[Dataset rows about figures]
· · ·
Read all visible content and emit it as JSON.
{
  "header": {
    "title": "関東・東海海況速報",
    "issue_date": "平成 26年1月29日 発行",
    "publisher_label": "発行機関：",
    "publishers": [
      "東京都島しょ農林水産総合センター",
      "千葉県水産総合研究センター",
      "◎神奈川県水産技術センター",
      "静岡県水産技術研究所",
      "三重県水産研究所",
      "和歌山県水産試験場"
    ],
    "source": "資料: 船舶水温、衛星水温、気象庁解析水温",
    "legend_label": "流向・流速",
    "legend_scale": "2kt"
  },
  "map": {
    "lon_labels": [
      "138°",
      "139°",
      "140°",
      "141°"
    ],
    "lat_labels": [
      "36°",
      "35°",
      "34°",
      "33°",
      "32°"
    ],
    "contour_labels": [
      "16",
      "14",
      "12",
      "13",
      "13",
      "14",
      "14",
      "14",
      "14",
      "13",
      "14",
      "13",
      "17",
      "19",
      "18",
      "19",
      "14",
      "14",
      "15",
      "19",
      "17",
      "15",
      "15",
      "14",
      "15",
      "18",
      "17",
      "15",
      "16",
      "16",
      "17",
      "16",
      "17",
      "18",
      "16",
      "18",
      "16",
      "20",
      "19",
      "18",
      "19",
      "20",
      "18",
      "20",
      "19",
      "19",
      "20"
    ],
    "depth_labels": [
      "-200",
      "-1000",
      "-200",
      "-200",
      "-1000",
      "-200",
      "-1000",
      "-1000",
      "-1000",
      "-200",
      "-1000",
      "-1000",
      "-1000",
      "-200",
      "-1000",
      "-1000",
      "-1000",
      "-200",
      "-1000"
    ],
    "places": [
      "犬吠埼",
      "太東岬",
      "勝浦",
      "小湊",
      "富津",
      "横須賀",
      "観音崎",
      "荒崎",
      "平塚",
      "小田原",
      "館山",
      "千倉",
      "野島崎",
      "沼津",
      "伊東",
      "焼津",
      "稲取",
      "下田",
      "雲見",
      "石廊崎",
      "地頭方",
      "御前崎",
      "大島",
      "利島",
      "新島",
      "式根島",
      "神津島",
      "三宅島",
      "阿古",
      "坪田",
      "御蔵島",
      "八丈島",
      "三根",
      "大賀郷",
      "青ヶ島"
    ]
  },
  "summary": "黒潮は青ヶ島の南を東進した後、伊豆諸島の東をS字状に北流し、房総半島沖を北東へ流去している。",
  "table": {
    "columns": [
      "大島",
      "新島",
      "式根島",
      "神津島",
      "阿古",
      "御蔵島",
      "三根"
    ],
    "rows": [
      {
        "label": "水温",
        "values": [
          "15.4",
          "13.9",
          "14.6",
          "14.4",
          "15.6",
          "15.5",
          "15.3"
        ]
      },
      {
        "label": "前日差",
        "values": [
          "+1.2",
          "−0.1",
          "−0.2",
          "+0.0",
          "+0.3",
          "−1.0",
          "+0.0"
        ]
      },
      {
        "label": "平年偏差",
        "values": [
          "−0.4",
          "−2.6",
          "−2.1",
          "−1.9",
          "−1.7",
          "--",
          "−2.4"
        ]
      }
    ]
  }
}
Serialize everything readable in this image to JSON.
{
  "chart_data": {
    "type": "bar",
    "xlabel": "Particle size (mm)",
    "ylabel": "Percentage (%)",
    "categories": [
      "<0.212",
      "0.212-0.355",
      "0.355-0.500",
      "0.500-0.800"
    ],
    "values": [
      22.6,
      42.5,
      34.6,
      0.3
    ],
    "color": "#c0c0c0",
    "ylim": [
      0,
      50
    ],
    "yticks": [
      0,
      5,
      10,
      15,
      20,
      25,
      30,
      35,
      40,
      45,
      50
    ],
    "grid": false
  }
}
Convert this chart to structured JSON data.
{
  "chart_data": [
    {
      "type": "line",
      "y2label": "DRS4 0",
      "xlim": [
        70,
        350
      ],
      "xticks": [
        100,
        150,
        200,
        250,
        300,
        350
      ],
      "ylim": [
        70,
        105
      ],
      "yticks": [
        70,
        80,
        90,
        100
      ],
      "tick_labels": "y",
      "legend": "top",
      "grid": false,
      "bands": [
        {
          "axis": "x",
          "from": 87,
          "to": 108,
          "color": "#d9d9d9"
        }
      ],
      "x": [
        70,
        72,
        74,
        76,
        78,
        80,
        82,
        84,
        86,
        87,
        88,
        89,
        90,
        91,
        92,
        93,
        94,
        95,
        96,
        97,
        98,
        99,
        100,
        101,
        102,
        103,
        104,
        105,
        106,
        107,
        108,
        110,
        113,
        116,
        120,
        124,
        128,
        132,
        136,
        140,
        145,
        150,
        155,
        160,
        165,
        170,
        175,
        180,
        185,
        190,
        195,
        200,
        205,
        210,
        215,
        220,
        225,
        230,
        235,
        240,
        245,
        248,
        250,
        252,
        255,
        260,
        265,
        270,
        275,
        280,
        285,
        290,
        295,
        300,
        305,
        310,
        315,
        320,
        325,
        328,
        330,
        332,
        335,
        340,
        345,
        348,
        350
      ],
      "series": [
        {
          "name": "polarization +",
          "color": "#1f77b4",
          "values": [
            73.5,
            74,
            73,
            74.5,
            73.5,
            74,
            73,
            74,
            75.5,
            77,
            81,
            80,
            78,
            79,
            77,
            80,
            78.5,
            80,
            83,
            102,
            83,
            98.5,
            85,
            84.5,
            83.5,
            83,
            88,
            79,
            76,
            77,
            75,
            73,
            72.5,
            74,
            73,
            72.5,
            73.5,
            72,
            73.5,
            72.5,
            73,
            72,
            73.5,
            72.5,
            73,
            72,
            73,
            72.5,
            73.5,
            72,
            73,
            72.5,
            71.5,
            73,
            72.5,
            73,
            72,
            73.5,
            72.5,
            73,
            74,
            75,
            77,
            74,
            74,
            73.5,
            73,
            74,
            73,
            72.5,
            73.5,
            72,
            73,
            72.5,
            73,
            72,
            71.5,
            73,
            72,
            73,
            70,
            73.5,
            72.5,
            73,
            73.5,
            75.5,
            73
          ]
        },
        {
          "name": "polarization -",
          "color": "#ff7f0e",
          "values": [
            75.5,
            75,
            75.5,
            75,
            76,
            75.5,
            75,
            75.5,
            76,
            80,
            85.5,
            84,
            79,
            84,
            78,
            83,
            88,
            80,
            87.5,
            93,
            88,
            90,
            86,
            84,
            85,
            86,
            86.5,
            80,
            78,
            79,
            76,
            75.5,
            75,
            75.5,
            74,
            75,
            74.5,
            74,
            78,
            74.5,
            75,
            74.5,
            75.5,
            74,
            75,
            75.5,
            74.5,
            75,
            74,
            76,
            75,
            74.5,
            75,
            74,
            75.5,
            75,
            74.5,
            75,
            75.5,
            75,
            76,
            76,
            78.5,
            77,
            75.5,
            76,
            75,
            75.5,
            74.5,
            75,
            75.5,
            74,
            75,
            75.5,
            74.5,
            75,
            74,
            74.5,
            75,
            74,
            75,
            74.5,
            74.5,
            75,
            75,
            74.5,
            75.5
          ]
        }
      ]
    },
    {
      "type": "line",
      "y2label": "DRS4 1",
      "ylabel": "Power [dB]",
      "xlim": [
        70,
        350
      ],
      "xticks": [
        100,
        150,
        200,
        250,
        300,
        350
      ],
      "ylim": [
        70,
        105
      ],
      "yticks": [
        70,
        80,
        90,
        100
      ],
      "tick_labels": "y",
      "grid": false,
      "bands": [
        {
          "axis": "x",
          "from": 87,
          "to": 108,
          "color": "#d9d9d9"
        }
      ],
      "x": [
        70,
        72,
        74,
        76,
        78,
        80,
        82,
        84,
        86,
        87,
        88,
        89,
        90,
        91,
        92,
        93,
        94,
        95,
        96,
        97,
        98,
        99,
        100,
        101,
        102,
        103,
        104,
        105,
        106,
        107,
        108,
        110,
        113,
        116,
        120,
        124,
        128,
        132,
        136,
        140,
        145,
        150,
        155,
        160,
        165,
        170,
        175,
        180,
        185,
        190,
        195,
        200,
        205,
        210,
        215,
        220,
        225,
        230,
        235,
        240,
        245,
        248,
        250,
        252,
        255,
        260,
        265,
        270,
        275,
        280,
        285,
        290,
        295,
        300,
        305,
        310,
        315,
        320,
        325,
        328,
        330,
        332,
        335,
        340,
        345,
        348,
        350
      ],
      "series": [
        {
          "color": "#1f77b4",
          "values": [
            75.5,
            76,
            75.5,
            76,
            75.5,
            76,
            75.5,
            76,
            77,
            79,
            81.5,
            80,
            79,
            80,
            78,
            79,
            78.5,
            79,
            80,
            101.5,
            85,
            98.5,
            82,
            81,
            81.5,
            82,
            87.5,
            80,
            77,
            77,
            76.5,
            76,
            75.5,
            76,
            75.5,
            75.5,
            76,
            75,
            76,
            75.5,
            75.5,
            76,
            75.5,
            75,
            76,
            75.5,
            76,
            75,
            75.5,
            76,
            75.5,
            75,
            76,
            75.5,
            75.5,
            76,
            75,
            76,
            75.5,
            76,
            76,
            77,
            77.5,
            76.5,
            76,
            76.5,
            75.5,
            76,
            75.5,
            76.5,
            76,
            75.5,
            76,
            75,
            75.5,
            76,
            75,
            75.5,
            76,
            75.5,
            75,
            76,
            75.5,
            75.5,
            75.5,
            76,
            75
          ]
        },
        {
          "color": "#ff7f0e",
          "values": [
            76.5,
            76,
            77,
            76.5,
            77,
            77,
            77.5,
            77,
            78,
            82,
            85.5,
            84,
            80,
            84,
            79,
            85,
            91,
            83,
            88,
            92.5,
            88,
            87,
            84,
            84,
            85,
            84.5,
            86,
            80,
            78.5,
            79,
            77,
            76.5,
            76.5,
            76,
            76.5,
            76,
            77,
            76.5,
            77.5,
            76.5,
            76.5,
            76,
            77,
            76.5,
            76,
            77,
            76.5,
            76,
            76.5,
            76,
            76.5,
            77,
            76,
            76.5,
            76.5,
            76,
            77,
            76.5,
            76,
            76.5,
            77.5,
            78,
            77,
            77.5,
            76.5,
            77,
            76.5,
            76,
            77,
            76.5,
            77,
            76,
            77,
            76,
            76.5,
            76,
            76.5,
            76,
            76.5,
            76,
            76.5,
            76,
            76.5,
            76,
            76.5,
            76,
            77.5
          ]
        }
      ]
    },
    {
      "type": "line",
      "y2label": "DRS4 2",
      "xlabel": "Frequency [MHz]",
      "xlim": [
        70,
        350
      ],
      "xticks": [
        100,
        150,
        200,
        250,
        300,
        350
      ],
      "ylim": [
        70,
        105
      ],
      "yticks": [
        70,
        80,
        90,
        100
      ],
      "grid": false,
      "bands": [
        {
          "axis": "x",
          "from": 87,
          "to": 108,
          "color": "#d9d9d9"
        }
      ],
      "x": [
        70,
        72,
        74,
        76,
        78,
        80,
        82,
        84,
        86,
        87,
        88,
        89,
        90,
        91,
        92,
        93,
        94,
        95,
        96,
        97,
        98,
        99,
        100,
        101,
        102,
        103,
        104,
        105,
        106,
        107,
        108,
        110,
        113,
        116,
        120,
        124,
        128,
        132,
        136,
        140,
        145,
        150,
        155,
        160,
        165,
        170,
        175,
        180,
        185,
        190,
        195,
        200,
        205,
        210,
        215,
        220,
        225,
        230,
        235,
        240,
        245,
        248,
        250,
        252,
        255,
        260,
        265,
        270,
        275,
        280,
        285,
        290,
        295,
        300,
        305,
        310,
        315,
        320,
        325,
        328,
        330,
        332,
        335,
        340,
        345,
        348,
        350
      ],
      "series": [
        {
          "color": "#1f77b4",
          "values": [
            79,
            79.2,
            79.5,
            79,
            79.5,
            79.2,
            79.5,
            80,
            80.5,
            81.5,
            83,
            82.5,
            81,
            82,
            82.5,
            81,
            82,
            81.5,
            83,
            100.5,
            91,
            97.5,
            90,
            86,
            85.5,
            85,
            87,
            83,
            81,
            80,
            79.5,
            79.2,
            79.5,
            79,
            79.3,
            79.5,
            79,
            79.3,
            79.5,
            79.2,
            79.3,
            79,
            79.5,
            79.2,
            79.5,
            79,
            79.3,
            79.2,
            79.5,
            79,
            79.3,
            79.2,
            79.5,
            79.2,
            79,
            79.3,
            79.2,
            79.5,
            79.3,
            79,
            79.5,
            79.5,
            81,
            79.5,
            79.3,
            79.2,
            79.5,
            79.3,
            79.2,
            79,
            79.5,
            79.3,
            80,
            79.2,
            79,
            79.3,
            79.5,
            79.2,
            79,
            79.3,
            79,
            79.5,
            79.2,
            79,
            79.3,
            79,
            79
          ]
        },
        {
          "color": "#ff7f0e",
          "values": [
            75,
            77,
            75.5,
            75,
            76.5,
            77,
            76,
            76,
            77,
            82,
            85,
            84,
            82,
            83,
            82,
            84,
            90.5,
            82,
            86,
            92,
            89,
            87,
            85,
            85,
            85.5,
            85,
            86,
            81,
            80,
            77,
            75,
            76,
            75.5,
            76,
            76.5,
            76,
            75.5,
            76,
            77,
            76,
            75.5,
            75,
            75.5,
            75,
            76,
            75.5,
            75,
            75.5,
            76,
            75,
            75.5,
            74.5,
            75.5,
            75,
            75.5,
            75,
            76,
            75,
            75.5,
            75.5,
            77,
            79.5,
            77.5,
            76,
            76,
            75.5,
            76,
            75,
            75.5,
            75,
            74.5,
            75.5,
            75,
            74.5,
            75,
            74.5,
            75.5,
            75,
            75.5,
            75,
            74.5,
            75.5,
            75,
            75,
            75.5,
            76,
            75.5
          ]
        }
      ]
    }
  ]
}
· · ·
What to do —
Check each line of the entries above, and show every one holding the word "this".

Task solution —
Serialize everything readable in this image to JSON.
Convert this chart to structured JSON data.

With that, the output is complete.